Images should be left out, and everything else in the listing reproduced exactly.

[[ DATA TO PROCESS open ]]

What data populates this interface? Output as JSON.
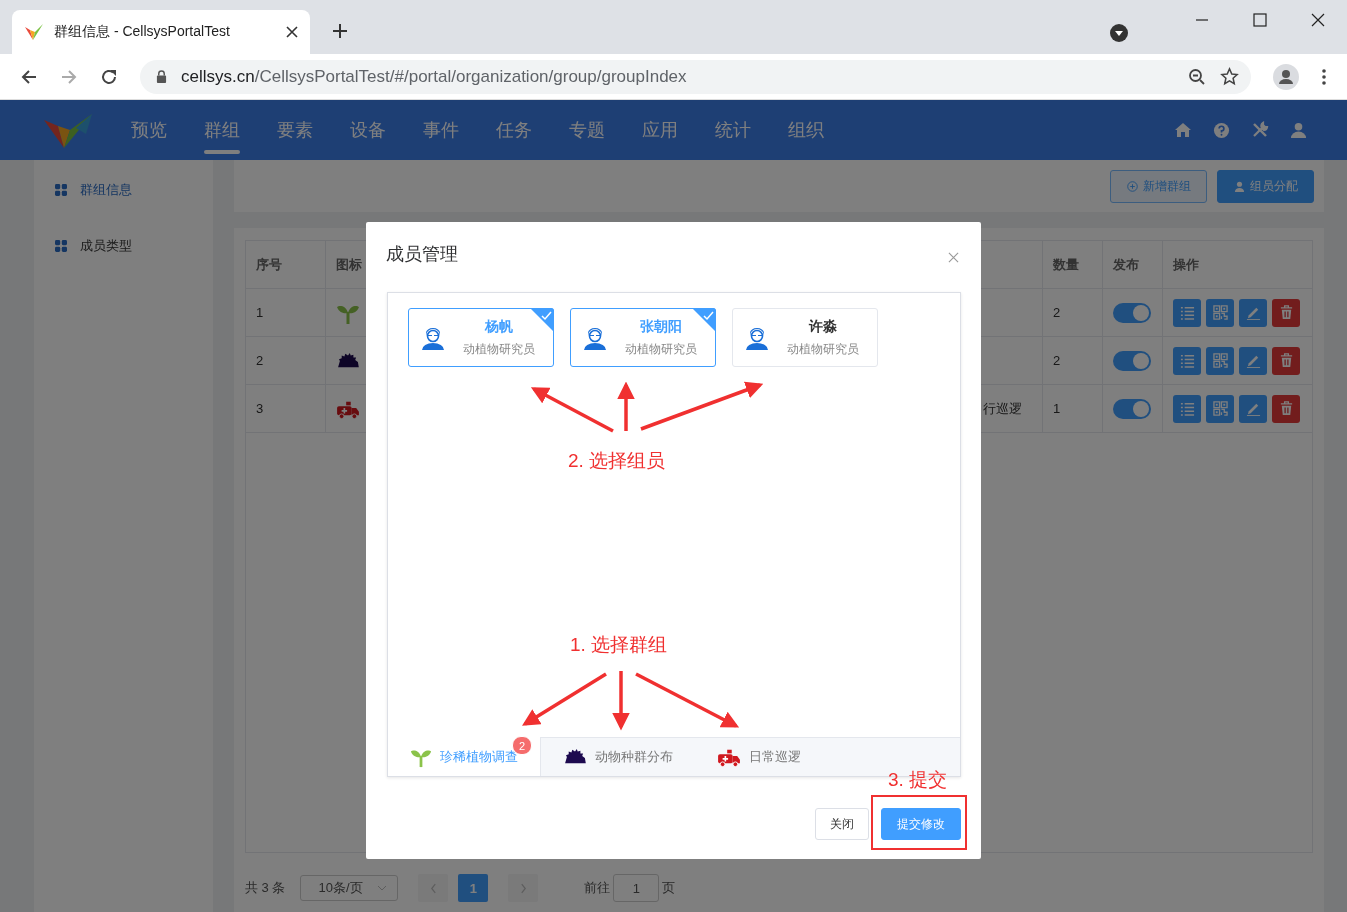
{
  "browser": {
    "tab_title": "群组信息 - CellsysPortalTest",
    "url_host": "cellsys.cn",
    "url_path": "/CellsysPortalTest/#/portal/organization/group/groupIndex"
  },
  "nav": {
    "items": [
      {
        "label": "预览",
        "selected": false
      },
      {
        "label": "群组",
        "selected": true
      },
      {
        "label": "要素",
        "selected": false
      },
      {
        "label": "设备",
        "selected": false
      },
      {
        "label": "事件",
        "selected": false
      },
      {
        "label": "任务",
        "selected": false
      },
      {
        "label": "专题",
        "selected": false
      },
      {
        "label": "应用",
        "selected": false
      },
      {
        "label": "统计",
        "selected": false
      },
      {
        "label": "组织",
        "selected": false
      }
    ]
  },
  "sidebar": {
    "items": [
      {
        "label": "群组信息",
        "selected": true
      },
      {
        "label": "成员类型",
        "selected": false
      }
    ]
  },
  "toolbar": {
    "buttons": [
      {
        "label": "新增群组",
        "kind": "outline"
      },
      {
        "label": "组员分配",
        "kind": "primary"
      }
    ]
  },
  "table": {
    "columns": [
      "序号",
      "图标",
      "数量",
      "发布",
      "操作"
    ],
    "rows": [
      {
        "index": "1",
        "count": "2",
        "published": true
      },
      {
        "index": "2",
        "count": "2",
        "published": true
      },
      {
        "index": "3",
        "column_3": "行巡逻",
        "count": "1",
        "published": true
      }
    ]
  },
  "pagination": {
    "total": "共 3 条",
    "page_size": "10条/页",
    "pages": [
      {
        "label": "1",
        "selected": true
      }
    ],
    "goto_label": "前往",
    "goto_value": "1",
    "goto_suffix": "页"
  },
  "dialog": {
    "title": "成员管理",
    "members": [
      {
        "name": "杨帆",
        "role": "动植物研究员",
        "selected": true
      },
      {
        "name": "张朝阳",
        "role": "动植物研究员",
        "selected": true
      },
      {
        "name": "许淼",
        "role": "动植物研究员",
        "selected": false
      }
    ],
    "groups": [
      {
        "name": "珍稀植物调查",
        "selected": true,
        "badge": "2"
      },
      {
        "name": "动物种群分布",
        "selected": false
      },
      {
        "name": "日常巡逻",
        "selected": false
      }
    ],
    "buttons": [
      {
        "label": "关闭",
        "kind": "default"
      },
      {
        "label": "提交修改",
        "kind": "primary"
      }
    ]
  },
  "annotations": {
    "select_members": "2. 选择组员",
    "select_group": "1. 选择群组",
    "submit": "3. 提交"
  }
}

[[ DATA TO PROCESS closed ]]

▸ **RESPONSE AREA**:
What data populates this interface? Output as JSON.
{
  "browser": {
    "tab_title": "群组信息 - CellsysPortalTest",
    "url_host": "cellsys.cn",
    "url_path": "/CellsysPortalTest/#/portal/organization/group/groupIndex"
  },
  "nav": {
    "items": [
      {
        "label": "预览",
        "selected": false
      },
      {
        "label": "群组",
        "selected": true
      },
      {
        "label": "要素",
        "selected": false
      },
      {
        "label": "设备",
        "selected": false
      },
      {
        "label": "事件",
        "selected": false
      },
      {
        "label": "任务",
        "selected": false
      },
      {
        "label": "专题",
        "selected": false
      },
      {
        "label": "应用",
        "selected": false
      },
      {
        "label": "统计",
        "selected": false
      },
      {
        "label": "组织",
        "selected": false
      }
    ]
  },
  "sidebar": {
    "items": [
      {
        "label": "群组信息",
        "selected": true
      },
      {
        "label": "成员类型",
        "selected": false
      }
    ]
  },
  "toolbar": {
    "buttons": [
      {
        "label": "新增群组",
        "kind": "outline"
      },
      {
        "label": "组员分配",
        "kind": "primary"
      }
    ]
  },
  "table": {
    "columns": [
      "序号",
      "图标",
      "数量",
      "发布",
      "操作"
    ],
    "rows": [
      {
        "index": "1",
        "count": "2",
        "published": true
      },
      {
        "index": "2",
        "count": "2",
        "published": true
      },
      {
        "index": "3",
        "column_3": "行巡逻",
        "count": "1",
        "published": true
      }
    ]
  },
  "pagination": {
    "total": "共 3 条",
    "page_size": "10条/页",
    "pages": [
      {
        "label": "1",
        "selected": true
      }
    ],
    "goto_label": "前往",
    "goto_value": "1",
    "goto_suffix": "页"
  },
  "dialog": {
    "title": "成员管理",
    "members": [
      {
        "name": "杨帆",
        "role": "动植物研究员",
        "selected": true
      },
      {
        "name": "张朝阳",
        "role": "动植物研究员",
        "selected": true
      },
      {
        "name": "许淼",
        "role": "动植物研究员",
        "selected": false
      }
    ],
    "groups": [
      {
        "name": "珍稀植物调查",
        "selected": true,
        "badge": "2"
      },
      {
        "name": "动物种群分布",
        "selected": false
      },
      {
        "name": "日常巡逻",
        "selected": false
      }
    ],
    "buttons": [
      {
        "label": "关闭",
        "kind": "default"
      },
      {
        "label": "提交修改",
        "kind": "primary"
      }
    ]
  },
  "annotations": {
    "select_members": "2. 选择组员",
    "select_group": "1. 选择群组",
    "submit": "3. 提交"
  }
}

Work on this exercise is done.